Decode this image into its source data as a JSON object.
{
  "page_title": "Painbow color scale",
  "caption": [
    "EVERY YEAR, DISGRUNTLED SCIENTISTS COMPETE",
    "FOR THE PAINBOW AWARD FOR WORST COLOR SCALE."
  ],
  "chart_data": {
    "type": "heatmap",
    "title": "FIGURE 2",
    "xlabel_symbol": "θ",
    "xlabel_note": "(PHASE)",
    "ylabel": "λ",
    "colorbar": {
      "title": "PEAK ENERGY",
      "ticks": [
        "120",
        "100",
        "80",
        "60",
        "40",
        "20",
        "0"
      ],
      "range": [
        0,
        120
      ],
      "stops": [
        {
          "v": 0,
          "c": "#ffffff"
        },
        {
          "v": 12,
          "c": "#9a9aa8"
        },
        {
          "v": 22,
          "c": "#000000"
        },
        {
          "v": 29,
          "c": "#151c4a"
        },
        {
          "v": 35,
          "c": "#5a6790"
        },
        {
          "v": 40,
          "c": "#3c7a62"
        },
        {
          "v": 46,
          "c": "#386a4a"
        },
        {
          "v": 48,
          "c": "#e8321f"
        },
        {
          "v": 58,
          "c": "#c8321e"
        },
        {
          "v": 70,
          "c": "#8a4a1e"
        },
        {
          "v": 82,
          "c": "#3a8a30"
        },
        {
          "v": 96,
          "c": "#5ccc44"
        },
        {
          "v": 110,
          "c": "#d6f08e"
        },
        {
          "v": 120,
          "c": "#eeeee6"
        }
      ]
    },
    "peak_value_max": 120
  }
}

——————

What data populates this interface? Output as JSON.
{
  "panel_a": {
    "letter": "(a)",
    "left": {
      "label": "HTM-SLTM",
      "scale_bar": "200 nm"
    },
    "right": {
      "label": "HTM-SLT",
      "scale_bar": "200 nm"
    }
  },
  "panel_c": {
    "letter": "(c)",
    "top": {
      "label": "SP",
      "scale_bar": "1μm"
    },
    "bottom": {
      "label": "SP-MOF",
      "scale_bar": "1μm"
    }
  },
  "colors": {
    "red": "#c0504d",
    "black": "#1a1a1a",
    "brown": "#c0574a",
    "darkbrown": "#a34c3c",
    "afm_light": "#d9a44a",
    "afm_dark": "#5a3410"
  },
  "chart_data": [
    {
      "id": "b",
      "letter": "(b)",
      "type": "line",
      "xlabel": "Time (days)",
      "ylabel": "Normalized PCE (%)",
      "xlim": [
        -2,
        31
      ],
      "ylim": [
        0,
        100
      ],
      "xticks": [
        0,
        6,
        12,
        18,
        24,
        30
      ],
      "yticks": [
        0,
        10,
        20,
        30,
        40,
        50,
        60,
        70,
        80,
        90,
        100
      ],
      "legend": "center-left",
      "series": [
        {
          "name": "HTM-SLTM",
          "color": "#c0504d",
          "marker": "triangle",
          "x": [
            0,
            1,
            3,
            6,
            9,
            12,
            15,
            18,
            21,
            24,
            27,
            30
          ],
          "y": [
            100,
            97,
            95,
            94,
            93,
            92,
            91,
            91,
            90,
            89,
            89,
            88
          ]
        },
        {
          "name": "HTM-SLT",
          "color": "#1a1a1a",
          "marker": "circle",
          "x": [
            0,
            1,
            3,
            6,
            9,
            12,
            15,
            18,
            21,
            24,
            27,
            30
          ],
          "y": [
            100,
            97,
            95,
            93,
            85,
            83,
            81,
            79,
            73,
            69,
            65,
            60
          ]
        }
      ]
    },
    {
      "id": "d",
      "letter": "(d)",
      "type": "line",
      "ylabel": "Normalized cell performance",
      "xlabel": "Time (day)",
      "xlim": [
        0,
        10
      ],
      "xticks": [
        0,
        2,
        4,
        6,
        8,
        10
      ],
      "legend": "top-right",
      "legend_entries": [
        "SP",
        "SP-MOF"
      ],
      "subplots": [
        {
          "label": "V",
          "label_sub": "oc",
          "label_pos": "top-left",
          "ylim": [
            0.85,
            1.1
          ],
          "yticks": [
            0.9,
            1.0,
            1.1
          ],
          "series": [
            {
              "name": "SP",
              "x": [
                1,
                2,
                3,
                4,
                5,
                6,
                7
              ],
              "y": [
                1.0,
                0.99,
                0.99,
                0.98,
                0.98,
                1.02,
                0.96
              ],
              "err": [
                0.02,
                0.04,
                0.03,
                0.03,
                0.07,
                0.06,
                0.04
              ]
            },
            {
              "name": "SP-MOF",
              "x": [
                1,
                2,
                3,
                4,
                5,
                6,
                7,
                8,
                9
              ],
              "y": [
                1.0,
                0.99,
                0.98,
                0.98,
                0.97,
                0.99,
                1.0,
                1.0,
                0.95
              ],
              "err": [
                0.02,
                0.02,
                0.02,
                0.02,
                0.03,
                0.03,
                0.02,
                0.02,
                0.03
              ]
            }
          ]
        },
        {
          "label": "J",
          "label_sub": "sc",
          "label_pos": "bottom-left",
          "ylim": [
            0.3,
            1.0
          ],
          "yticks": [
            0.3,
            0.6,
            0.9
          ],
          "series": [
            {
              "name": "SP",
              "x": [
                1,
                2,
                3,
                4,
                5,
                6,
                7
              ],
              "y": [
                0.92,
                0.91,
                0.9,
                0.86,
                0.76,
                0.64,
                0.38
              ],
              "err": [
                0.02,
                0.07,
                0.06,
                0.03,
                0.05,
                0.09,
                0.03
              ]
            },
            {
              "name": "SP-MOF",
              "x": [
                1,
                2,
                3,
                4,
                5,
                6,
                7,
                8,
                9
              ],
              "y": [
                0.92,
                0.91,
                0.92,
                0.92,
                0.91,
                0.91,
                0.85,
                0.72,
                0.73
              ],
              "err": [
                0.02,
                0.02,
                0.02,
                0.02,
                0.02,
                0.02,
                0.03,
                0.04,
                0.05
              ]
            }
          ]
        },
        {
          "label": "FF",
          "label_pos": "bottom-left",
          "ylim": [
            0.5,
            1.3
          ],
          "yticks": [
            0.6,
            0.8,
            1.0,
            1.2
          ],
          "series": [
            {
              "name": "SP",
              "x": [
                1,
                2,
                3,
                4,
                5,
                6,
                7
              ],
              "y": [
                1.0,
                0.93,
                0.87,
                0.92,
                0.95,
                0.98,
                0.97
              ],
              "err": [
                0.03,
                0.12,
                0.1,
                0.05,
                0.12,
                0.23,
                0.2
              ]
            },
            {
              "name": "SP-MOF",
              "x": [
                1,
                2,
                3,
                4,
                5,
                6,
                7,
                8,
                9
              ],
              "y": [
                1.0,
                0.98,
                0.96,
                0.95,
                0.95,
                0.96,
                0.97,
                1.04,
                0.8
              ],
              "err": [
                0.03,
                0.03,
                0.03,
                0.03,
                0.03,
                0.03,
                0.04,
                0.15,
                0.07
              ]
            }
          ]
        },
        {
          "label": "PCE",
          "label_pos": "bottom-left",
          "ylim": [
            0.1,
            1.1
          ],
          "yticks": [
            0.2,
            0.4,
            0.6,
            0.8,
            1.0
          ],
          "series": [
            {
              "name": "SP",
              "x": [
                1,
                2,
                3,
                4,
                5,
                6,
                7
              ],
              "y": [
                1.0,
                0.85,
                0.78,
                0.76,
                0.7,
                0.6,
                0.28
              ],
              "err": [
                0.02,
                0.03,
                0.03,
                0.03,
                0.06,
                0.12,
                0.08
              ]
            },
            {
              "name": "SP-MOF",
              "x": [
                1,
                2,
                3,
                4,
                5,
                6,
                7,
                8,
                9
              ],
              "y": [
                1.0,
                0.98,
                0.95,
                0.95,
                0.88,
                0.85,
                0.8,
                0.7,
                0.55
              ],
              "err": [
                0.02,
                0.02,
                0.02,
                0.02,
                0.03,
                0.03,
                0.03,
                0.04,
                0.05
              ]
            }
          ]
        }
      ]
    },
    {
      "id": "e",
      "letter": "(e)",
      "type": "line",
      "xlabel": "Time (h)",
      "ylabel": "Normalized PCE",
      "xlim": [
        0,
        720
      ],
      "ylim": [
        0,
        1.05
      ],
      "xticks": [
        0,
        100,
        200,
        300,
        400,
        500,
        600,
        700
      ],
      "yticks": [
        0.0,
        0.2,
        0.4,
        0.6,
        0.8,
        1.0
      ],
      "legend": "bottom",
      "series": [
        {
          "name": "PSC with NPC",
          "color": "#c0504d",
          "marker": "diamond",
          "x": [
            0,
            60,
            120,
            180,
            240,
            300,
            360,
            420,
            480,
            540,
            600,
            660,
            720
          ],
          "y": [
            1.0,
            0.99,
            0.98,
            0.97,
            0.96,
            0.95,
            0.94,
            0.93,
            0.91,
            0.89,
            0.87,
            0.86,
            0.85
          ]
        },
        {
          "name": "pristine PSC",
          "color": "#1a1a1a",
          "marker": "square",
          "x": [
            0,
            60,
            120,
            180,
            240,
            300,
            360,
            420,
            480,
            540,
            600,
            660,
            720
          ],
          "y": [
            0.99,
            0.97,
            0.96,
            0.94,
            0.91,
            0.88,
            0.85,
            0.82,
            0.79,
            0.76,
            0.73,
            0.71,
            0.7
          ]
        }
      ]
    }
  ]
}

——————

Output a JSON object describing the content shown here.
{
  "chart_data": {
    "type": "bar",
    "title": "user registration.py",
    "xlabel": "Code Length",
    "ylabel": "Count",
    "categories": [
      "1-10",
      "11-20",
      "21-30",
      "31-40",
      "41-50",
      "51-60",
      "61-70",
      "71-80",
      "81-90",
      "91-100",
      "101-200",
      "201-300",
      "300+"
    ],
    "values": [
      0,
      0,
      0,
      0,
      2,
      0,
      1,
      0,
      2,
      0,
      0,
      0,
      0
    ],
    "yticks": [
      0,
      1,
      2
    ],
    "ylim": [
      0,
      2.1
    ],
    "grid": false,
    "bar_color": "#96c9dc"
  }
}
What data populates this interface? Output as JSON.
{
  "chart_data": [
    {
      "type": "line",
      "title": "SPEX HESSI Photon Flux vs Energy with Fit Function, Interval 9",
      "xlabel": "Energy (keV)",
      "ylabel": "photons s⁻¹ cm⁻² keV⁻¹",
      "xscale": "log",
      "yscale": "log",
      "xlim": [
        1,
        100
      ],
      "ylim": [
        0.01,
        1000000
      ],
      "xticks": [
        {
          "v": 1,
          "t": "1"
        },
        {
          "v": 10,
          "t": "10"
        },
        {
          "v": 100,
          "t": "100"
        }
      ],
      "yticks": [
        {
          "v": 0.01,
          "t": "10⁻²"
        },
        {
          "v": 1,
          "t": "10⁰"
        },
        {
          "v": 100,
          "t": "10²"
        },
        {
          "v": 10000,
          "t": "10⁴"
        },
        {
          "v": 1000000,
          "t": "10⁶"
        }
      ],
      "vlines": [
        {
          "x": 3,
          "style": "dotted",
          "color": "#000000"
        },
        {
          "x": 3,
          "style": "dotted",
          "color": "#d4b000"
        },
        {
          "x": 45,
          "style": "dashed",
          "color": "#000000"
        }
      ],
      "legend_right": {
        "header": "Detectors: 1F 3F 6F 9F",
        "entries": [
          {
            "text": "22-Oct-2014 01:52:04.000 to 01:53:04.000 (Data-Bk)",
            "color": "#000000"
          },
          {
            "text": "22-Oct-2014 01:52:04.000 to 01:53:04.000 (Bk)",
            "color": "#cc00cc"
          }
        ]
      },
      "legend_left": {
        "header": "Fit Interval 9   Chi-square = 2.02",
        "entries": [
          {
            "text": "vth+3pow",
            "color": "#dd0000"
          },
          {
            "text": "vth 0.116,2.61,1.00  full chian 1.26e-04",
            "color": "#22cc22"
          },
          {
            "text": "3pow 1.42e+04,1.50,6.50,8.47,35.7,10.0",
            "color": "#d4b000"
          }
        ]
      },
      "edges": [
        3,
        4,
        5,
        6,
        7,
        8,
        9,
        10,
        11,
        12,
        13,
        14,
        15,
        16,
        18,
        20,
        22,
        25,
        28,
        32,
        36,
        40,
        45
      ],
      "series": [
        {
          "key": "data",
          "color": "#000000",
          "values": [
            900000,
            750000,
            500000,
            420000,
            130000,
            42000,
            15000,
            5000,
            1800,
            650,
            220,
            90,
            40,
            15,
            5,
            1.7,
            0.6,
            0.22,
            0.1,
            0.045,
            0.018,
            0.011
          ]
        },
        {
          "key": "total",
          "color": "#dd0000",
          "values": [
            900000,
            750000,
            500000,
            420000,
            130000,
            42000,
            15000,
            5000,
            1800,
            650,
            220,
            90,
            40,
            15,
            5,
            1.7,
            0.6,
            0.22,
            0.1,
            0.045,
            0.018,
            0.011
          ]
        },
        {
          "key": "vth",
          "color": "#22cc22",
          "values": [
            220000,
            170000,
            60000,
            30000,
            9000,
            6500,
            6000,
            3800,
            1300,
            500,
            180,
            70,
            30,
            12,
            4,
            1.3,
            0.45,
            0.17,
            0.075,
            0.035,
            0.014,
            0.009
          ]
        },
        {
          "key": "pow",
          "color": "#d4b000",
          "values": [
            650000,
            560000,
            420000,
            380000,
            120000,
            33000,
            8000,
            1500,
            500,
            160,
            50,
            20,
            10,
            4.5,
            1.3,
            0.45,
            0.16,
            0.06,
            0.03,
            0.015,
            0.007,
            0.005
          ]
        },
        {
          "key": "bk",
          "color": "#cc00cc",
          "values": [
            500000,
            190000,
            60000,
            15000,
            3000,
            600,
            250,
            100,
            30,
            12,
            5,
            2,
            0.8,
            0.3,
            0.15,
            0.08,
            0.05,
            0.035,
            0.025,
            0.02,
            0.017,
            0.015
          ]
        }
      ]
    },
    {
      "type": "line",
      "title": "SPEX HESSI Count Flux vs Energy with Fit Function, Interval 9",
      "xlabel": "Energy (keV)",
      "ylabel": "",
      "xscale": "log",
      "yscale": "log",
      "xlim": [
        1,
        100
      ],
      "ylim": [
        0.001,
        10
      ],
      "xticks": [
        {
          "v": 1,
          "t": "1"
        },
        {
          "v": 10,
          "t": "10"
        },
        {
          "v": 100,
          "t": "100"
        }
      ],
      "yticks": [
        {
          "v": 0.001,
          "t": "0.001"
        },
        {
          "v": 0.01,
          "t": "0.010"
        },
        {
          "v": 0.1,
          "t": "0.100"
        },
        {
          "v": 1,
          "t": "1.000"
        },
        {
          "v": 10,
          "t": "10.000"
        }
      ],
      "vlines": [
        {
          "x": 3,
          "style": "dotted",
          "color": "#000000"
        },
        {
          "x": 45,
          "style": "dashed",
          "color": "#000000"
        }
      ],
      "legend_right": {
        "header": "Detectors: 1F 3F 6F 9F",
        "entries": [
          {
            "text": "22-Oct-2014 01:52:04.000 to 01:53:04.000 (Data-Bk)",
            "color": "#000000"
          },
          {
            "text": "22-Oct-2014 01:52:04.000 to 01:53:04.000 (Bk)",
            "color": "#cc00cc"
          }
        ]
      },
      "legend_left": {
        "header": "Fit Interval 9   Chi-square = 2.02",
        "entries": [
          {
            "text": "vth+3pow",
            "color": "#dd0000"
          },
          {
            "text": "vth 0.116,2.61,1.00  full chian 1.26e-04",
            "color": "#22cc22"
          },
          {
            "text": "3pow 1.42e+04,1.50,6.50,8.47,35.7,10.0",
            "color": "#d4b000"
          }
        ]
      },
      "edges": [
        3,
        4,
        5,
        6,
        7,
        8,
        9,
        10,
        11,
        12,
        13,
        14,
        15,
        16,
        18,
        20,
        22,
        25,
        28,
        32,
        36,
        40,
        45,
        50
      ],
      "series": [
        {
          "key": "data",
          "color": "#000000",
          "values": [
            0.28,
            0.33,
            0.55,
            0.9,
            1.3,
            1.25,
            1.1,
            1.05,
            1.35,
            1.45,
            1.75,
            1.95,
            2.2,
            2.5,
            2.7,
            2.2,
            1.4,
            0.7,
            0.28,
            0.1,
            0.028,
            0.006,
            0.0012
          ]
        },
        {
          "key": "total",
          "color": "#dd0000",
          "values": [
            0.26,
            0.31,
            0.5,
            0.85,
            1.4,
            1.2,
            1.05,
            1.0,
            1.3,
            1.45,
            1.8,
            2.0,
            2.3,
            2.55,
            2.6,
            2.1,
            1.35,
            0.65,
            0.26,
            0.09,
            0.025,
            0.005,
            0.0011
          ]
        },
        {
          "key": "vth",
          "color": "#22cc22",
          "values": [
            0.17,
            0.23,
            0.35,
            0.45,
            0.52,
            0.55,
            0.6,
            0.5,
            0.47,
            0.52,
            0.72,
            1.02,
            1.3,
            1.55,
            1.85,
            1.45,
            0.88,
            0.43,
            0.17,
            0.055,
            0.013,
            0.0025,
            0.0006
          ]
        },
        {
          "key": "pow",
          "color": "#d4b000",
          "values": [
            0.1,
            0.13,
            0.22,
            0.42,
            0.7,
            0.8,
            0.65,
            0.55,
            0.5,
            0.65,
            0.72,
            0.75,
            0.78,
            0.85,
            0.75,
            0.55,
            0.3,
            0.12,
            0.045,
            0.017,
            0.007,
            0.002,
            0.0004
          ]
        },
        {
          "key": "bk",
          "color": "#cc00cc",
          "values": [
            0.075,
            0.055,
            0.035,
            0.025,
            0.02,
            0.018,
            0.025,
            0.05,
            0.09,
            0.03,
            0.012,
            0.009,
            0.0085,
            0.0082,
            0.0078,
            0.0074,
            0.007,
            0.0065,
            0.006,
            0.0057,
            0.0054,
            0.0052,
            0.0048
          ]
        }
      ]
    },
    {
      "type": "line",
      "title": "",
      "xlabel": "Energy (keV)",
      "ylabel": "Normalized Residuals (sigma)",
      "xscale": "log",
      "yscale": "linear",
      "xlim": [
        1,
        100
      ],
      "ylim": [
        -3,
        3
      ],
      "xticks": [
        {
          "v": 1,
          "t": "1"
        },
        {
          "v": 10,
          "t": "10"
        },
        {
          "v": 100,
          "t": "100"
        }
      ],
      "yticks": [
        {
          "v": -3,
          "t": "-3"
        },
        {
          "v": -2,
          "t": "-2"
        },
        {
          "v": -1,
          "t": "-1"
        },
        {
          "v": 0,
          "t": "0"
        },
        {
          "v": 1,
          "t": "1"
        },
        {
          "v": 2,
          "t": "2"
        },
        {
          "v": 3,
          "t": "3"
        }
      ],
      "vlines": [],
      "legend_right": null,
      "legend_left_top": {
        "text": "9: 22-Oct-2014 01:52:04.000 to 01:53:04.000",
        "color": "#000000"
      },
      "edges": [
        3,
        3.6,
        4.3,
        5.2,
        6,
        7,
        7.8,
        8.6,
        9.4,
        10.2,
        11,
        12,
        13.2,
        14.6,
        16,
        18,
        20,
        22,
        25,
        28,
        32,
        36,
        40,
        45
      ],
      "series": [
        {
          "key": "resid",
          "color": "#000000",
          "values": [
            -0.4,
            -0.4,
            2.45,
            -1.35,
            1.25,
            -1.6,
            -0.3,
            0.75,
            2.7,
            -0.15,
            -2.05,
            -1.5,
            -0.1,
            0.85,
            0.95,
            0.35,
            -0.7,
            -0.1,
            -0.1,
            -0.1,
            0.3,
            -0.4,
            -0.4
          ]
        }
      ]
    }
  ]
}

——————

◆ Given problem: Take each line containing the string "Time" and copy it out.

◆ Task output:
      "xlabel": "Time (days)",
      "xlabel": "Time (day)",
      "xlabel": "Time (h)",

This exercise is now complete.